**Written task 1**
Print the passage of the text on outdated requirements practices word for word, starting with "What are you" and going on through "reviewing with stakeholders?".
:: Selected text ::
What are you hanging on to? What do you need to purge from you project closet? Still fond of the requirements equivalent of MC Hammer parachute pants, jackets with shoulder pads, stirrups, acid wash jeans or jelly shoes?

If you’ve been using the same requirements approach since banana clips, and popped collars were all the rage, then you might not realize your processes are outdated. So, just like my old Teen Beat magazine, here’s a little quiz:

  1. Do you find yourself trying to document everything perfectly before reviewing with stakeholders?
  2. Do you find yourself defining the current state in the finest of detail before working on the future state?
  3. When you need some ideas for requirements models, do you pull out the big three-ring binder from your BA training or methodology training from 1989?
  4. Does your team still call it “Requirements Gathering”?
  5. Is scope creep and changing requirements the evil sins on the project? Do you do everything in your power to avoid them?
:::
:: Records supplied ::
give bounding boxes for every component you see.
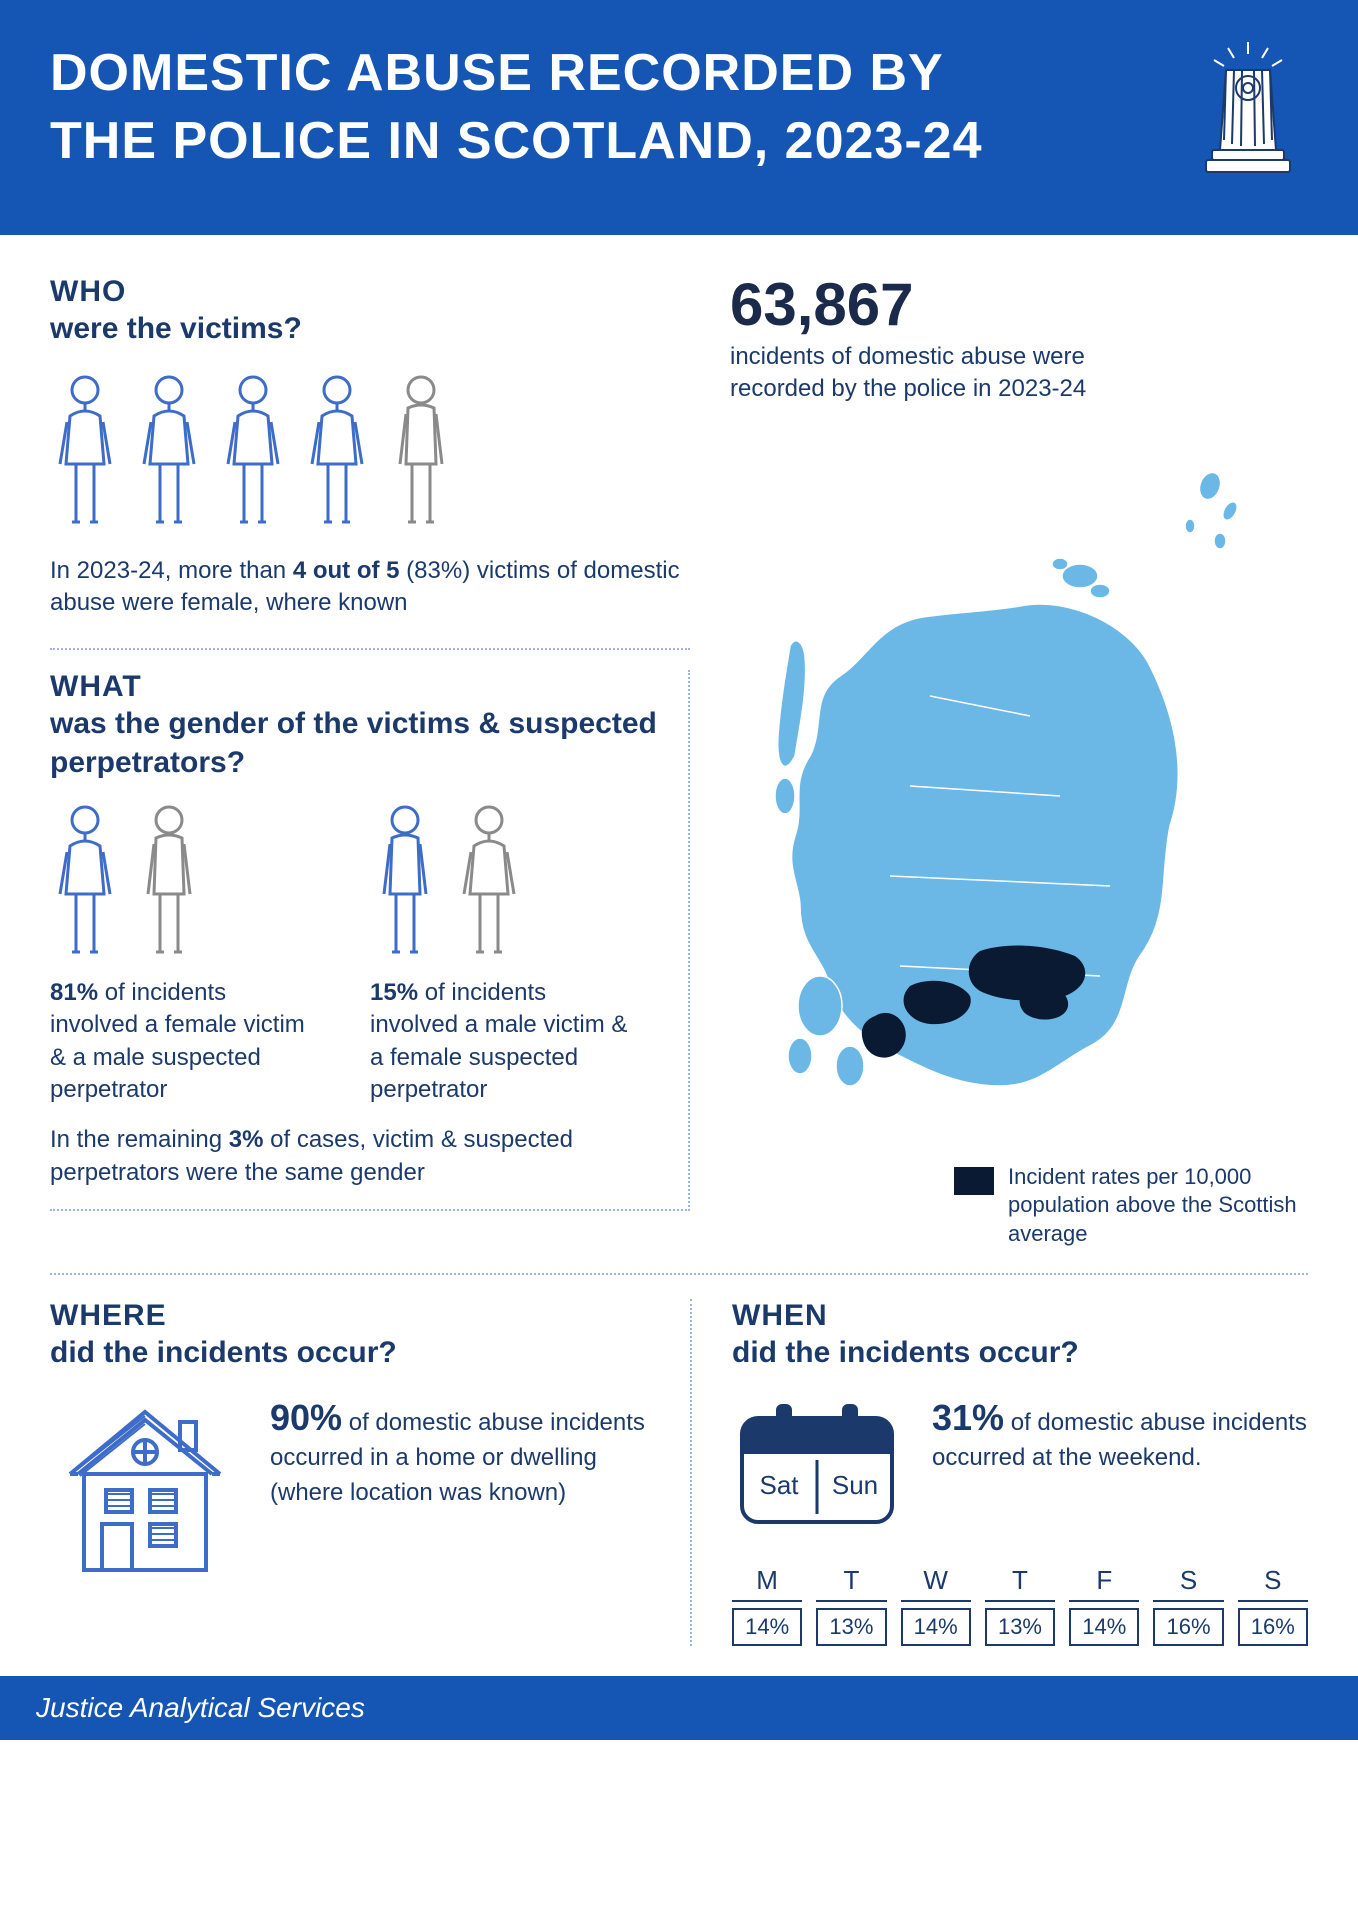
day-cell: M 14% xyxy=(732,1565,802,1646)
siren-icon xyxy=(1188,40,1308,185)
day-cell: T 13% xyxy=(816,1565,886,1646)
day-label: T xyxy=(985,1565,1055,1602)
day-cell: T 13% xyxy=(985,1565,1055,1646)
who-heading: WHO xyxy=(50,275,690,309)
left-column: WHO were the victims? xyxy=(50,275,690,1249)
title-line-2: THE POLICE IN SCOTLAND, 2023-24 xyxy=(50,112,983,170)
when-subheading: did the incidents occur? xyxy=(732,1333,1308,1372)
header: DOMESTIC ABUSE RECORDED BY THE POLICE IN… xyxy=(0,0,1358,235)
day-cell: S 16% xyxy=(1153,1565,1223,1646)
what-group-1: 81% of incidents involved a female victi… xyxy=(50,802,310,1107)
day-label: T xyxy=(816,1565,886,1602)
scotland-map xyxy=(730,446,1308,1151)
who-subheading: were the victims? xyxy=(50,309,690,348)
when-heading: WHEN xyxy=(732,1299,1308,1333)
title-line-1: DOMESTIC ABUSE RECORDED BY xyxy=(50,44,944,102)
day-value: 16% xyxy=(1153,1608,1223,1646)
day-value: 13% xyxy=(985,1608,1055,1646)
who-people-row xyxy=(50,372,690,537)
headline-label: incidents of domestic abuse were recorde… xyxy=(730,341,1090,406)
right-column: 63,867 incidents of domestic abuse were … xyxy=(730,275,1308,1249)
day-cell: W 14% xyxy=(901,1565,971,1646)
what-gender-groups: 81% of incidents involved a female victi… xyxy=(50,802,668,1107)
map-legend: Incident rates per 10,000 population abo… xyxy=(730,1163,1308,1249)
day-label: S xyxy=(1153,1565,1223,1602)
day-label: F xyxy=(1069,1565,1139,1602)
footer-text: Justice Analytical Services xyxy=(36,1692,365,1723)
headline-stat: 63,867 incidents of domestic abuse were … xyxy=(730,275,1308,406)
who-section: WHO were the victims? xyxy=(50,275,690,650)
day-cell: F 14% xyxy=(1069,1565,1139,1646)
what-group2-people xyxy=(370,802,630,967)
footer: Justice Analytical Services xyxy=(0,1676,1358,1740)
page-title: DOMESTIC ABUSE RECORDED BY THE POLICE IN… xyxy=(50,40,983,175)
what-group2-text: 15% of incidents involved a male victim … xyxy=(370,977,630,1107)
house-icon xyxy=(50,1394,240,1589)
what-subheading: was the gender of the victims & suspecte… xyxy=(50,704,668,782)
what-group1-text: 81% of incidents involved a female victi… xyxy=(50,977,310,1107)
where-stat: 90% of domestic abuse incidents occurred… xyxy=(270,1394,650,1475)
day-value: 16% xyxy=(1238,1608,1308,1646)
what-section: WHAT was the gender of the victims & sus… xyxy=(50,670,690,1211)
bottom-row: WHERE did the incidents occur? xyxy=(50,1273,1308,1646)
day-label: M xyxy=(732,1565,802,1602)
when-stat: 31% of domestic abuse incidents occurred… xyxy=(932,1394,1308,1475)
where-subheading: did the incidents occur? xyxy=(50,1333,650,1372)
what-remainder: In the remaining 3% of cases, victim & s… xyxy=(50,1124,668,1189)
day-value: 13% xyxy=(816,1608,886,1646)
top-row: WHO were the victims? xyxy=(50,275,1308,1249)
svg-text:Sat: Sat xyxy=(759,1470,799,1500)
content: WHO were the victims? xyxy=(0,235,1358,1676)
when-text-block: 31% of domestic abuse incidents occurred… xyxy=(932,1394,1308,1475)
day-label: W xyxy=(901,1565,971,1602)
day-value: 14% xyxy=(1069,1608,1139,1646)
when-section: WHEN did the incidents occur? Sat Sun xyxy=(690,1299,1308,1646)
what-heading: WHAT xyxy=(50,670,668,704)
legend-swatch xyxy=(954,1167,994,1195)
day-value: 14% xyxy=(732,1608,802,1646)
legend-text: Incident rates per 10,000 population abo… xyxy=(1008,1163,1308,1249)
headline-number: 63,867 xyxy=(730,275,1308,335)
who-caption: In 2023-24, more than 4 out of 5 (83%) v… xyxy=(50,555,690,620)
where-note: (where location was known) xyxy=(270,1477,650,1509)
calendar-icon: Sat Sun xyxy=(732,1394,902,1539)
where-text-block: 90% of domestic abuse incidents occurred… xyxy=(270,1394,650,1509)
where-section: WHERE did the incidents occur? xyxy=(50,1299,650,1646)
day-cell: S 16% xyxy=(1238,1565,1308,1646)
what-group1-people xyxy=(50,802,310,967)
where-content: 90% of domestic abuse incidents occurred… xyxy=(50,1394,650,1589)
when-content: Sat Sun 31% of domestic abuse incidents … xyxy=(732,1394,1308,1539)
day-value: 14% xyxy=(901,1608,971,1646)
day-label: S xyxy=(1238,1565,1308,1602)
what-group-2: 15% of incidents involved a male victim … xyxy=(370,802,630,1107)
where-heading: WHERE xyxy=(50,1299,650,1333)
svg-text:Sun: Sun xyxy=(832,1470,878,1500)
day-of-week-row: M 14%T 13%W 14%T 13%F 14%S 16%S 16% xyxy=(732,1565,1308,1646)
:::
**Written task 2**
Output, without any change, the lines of the entries starting with the line with "day-cell: M 14% xyxy=(732,1565,802,1646)" and going on through the line with "day-value: 16% xyxy=(1153,1608,1223,1646)".

**Right answer 1**
What are you hanging on to? What do you need to purge from you project closet? Still fond of the requirements equivalent of MC Hammer parachute pants, jackets with shoulder pads, stirrups, acid wash jeans or jelly shoes?

If you’ve been using the same requirements approach since banana clips, and popped collars were all the rage, then you might not realize your processes are outdated. So, just like my old Teen Beat magazine, here’s a little quiz:

  1. Do you find yourself trying to document everything perfectly before reviewing with stakeholders?

**Right answer 2**
day-cell: M 14% xyxy=(732,1565,802,1646)
siren-icon xyxy=(1188,40,1308,185)
day-cell: T 13% xyxy=(816,1565,886,1646)
day-label: T xyxy=(985,1565,1055,1602)
day-cell: T 13% xyxy=(985,1565,1055,1646)
who-heading: WHO xyxy=(50,275,690,309)
left-column: WHO were the victims? xyxy=(50,275,690,1249)
title-line-2: THE POLICE IN SCOTLAND, 2023-24 xyxy=(50,112,983,170)
when-subheading: did the incidents occur? xyxy=(732,1333,1308,1372)
header: DOMESTIC ABUSE RECORDED BY THE POLICE IN… xyxy=(0,0,1358,235)
day-cell: S 16% xyxy=(1153,1565,1223,1646)
what-group-1: 81% of incidents involved a female victi… xyxy=(50,802,310,1107)
day-label: T xyxy=(816,1565,886,1602)
scotland-map xyxy=(730,446,1308,1151)
who-subheading: were the victims? xyxy=(50,309,690,348)
when-heading: WHEN xyxy=(732,1299,1308,1333)
title-line-1: DOMESTIC ABUSE RECORDED BY xyxy=(50,44,944,102)
day-value: 16% xyxy=(1153,1608,1223,1646)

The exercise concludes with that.